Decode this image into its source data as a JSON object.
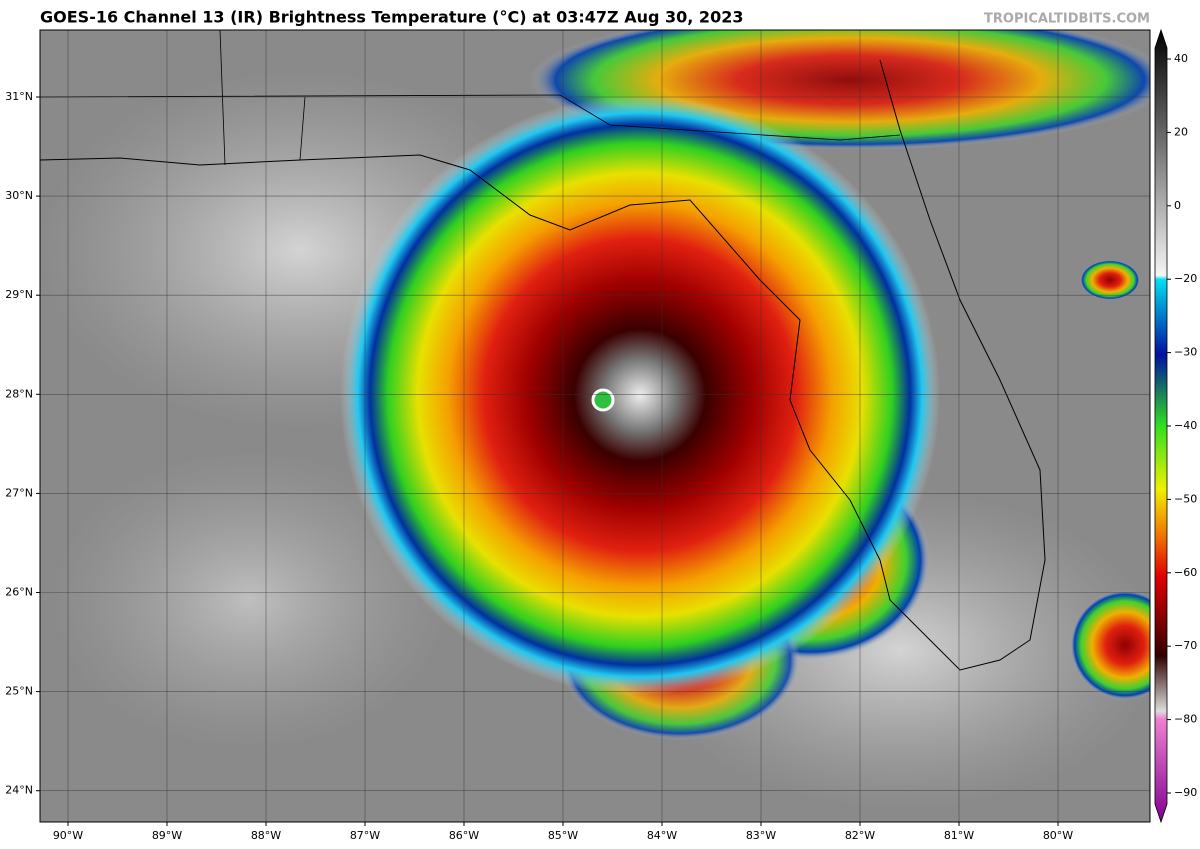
{
  "header": {
    "title": "GOES-16 Channel 13 (IR) Brightness Temperature (°C) at 03:47Z Aug 30, 2023",
    "credit": "TROPICALTIDBITS.COM"
  },
  "map": {
    "lat_labels": [
      "31°N",
      "30°N",
      "29°N",
      "28°N",
      "27°N",
      "26°N",
      "25°N",
      "24°N"
    ],
    "lon_labels": [
      "90°W",
      "89°W",
      "88°W",
      "87°W",
      "86°W",
      "85°W",
      "84°W",
      "83°W",
      "82°W",
      "81°W",
      "80°W"
    ]
  },
  "colorbar": {
    "ticks": [
      "40",
      "20",
      "0",
      "−20",
      "−30",
      "−40",
      "−50",
      "−60",
      "−70",
      "−80",
      "−90"
    ]
  }
}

**Requirement:** Reproduce the entries above word for word. Pictures stay out.

**Answer to this task:**
Decode this image into its source data as a JSON object.
{
  "header": {
    "title": "GOES-16 Channel 13 (IR) Brightness Temperature (°C) at 03:47Z Aug 30, 2023",
    "credit": "TROPICALTIDBITS.COM"
  },
  "map": {
    "lat_labels": [
      "31°N",
      "30°N",
      "29°N",
      "28°N",
      "27°N",
      "26°N",
      "25°N",
      "24°N"
    ],
    "lon_labels": [
      "90°W",
      "89°W",
      "88°W",
      "87°W",
      "86°W",
      "85°W",
      "84°W",
      "83°W",
      "82°W",
      "81°W",
      "80°W"
    ]
  },
  "colorbar": {
    "ticks": [
      "40",
      "20",
      "0",
      "−20",
      "−30",
      "−40",
      "−50",
      "−60",
      "−70",
      "−80",
      "−90"
    ]
  }
}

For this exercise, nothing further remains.